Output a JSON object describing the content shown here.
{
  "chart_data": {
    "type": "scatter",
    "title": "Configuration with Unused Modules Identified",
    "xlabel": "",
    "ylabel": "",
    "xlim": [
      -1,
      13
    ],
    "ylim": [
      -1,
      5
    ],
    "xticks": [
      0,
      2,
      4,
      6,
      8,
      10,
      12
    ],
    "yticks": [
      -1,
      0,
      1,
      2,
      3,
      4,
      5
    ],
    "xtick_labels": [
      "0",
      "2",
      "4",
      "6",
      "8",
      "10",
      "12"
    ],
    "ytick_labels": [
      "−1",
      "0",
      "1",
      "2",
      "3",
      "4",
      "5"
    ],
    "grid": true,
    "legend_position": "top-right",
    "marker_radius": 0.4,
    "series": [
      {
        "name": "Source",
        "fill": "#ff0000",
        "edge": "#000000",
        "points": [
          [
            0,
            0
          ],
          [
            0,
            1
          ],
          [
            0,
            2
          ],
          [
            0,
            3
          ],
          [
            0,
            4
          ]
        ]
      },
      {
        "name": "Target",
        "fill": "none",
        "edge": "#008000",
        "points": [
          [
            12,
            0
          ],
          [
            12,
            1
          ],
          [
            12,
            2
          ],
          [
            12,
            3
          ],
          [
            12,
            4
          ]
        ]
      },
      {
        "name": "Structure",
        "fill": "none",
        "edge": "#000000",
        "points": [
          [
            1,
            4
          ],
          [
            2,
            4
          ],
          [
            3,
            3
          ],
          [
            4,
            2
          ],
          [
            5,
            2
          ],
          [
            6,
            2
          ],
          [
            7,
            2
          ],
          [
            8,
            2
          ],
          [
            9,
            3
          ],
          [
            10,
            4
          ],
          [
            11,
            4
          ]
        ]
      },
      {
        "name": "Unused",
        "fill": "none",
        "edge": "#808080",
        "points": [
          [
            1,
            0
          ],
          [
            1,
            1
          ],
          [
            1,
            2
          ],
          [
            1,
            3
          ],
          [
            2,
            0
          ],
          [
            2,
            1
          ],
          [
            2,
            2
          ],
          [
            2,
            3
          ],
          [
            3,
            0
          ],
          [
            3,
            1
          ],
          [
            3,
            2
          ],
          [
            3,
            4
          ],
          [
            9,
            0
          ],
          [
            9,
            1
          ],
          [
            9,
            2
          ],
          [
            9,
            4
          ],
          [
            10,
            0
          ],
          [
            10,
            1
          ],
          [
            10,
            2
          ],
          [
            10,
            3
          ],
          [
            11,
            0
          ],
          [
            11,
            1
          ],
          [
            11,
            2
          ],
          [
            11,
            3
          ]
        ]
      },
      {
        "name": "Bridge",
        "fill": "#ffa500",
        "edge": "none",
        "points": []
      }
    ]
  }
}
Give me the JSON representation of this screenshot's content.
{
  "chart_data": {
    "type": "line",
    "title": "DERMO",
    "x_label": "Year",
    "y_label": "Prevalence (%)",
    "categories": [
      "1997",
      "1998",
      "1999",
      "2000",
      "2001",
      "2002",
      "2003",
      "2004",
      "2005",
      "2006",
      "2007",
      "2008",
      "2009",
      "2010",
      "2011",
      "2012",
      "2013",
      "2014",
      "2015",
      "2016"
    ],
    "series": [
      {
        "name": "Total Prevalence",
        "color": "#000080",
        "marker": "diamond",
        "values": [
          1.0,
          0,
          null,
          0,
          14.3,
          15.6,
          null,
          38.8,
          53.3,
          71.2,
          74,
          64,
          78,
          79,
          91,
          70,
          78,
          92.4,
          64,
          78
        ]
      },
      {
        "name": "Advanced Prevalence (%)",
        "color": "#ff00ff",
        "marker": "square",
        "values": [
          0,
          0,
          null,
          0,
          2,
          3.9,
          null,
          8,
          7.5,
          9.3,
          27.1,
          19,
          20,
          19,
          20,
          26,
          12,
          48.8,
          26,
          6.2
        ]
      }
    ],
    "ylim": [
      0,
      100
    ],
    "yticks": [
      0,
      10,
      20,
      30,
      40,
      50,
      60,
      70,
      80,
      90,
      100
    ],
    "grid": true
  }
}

= = = = = = =

**WRITTEN PROBLEM**
Return the whole listing exactly, with every line included.

**TASK SOLUTION**
Output a JSON object describing the content shown here.
{
  "chart_data": {
    "type": "scatter",
    "title": "Configuration with Unused Modules Identified",
    "xlabel": "",
    "ylabel": "",
    "xlim": [
      -1,
      13
    ],
    "ylim": [
      -1,
      5
    ],
    "xticks": [
      0,
      2,
      4,
      6,
      8,
      10,
      12
    ],
    "yticks": [
      -1,
      0,
      1,
      2,
      3,
      4,
      5
    ],
    "xtick_labels": [
      "0",
      "2",
      "4",
      "6",
      "8",
      "10",
      "12"
    ],
    "ytick_labels": [
      "−1",
      "0",
      "1",
      "2",
      "3",
      "4",
      "5"
    ],
    "grid": true,
    "legend_position": "top-right",
    "marker_radius": 0.4,
    "series": [
      {
        "name": "Source",
        "fill": "#ff0000",
        "edge": "#000000",
        "points": [
          [
            0,
            0
          ],
          [
            0,
            1
          ],
          [
            0,
            2
          ],
          [
            0,
            3
          ],
          [
            0,
            4
          ]
        ]
      },
      {
        "name": "Target",
        "fill": "none",
        "edge": "#008000",
        "points": [
          [
            12,
            0
          ],
          [
            12,
            1
          ],
          [
            12,
            2
          ],
          [
            12,
            3
          ],
          [
            12,
            4
          ]
        ]
      },
      {
        "name": "Structure",
        "fill": "none",
        "edge": "#000000",
        "points": [
          [
            1,
            4
          ],
          [
            2,
            4
          ],
          [
            3,
            3
          ],
          [
            4,
            2
          ],
          [
            5,
            2
          ],
          [
            6,
            2
          ],
          [
            7,
            2
          ],
          [
            8,
            2
          ],
          [
            9,
            3
          ],
          [
            10,
            4
          ],
          [
            11,
            4
          ]
        ]
      },
      {
        "name": "Unused",
        "fill": "none",
        "edge": "#808080",
        "points": [
          [
            1,
            0
          ],
          [
            1,
            1
          ],
          [
            1,
            2
          ],
          [
            1,
            3
          ],
          [
            2,
            0
          ],
          [
            2,
            1
          ],
          [
            2,
            2
          ],
          [
            2,
            3
          ],
          [
            3,
            0
          ],
          [
            3,
            1
          ],
          [
            3,
            2
          ],
          [
            3,
            4
          ],
          [
            9,
            0
          ],
          [
            9,
            1
          ],
          [
            9,
            2
          ],
          [
            9,
            4
          ],
          [
            10,
            0
          ],
          [
            10,
            1
          ],
          [
            10,
            2
          ],
          [
            10,
            3
          ],
          [
            11,
            0
          ],
          [
            11,
            1
          ],
          [
            11,
            2
          ],
          [
            11,
            3
          ]
        ]
      },
      {
        "name": "Bridge",
        "fill": "#ffa500",
        "edge": "none",
        "points": []
      }
    ]
  }
}
Give me the JSON representation of this screenshot's content.
{
  "chart_data": {
    "type": "line",
    "title": "DERMO",
    "x_label": "Year",
    "y_label": "Prevalence (%)",
    "categories": [
      "1997",
      "1998",
      "1999",
      "2000",
      "2001",
      "2002",
      "2003",
      "2004",
      "2005",
      "2006",
      "2007",
      "2008",
      "2009",
      "2010",
      "2011",
      "2012",
      "2013",
      "2014",
      "2015",
      "2016"
    ],
    "series": [
      {
        "name": "Total Prevalence",
        "color": "#000080",
        "marker": "diamond",
        "values": [
          1.0,
          0,
          null,
          0,
          14.3,
          15.6,
          null,
          38.8,
          53.3,
          71.2,
          74,
          64,
          78,
          79,
          91,
          70,
          78,
          92.4,
          64,
          78
        ]
      },
      {
        "name": "Advanced Prevalence (%)",
        "color": "#ff00ff",
        "marker": "square",
        "values": [
          0,
          0,
          null,
          0,
          2,
          3.9,
          null,
          8,
          7.5,
          9.3,
          27.1,
          19,
          20,
          19,
          20,
          26,
          12,
          48.8,
          26,
          6.2
        ]
      }
    ],
    "ylim": [
      0,
      100
    ],
    "yticks": [
      0,
      10,
      20,
      30,
      40,
      50,
      60,
      70,
      80,
      90,
      100
    ],
    "grid": true
  }
}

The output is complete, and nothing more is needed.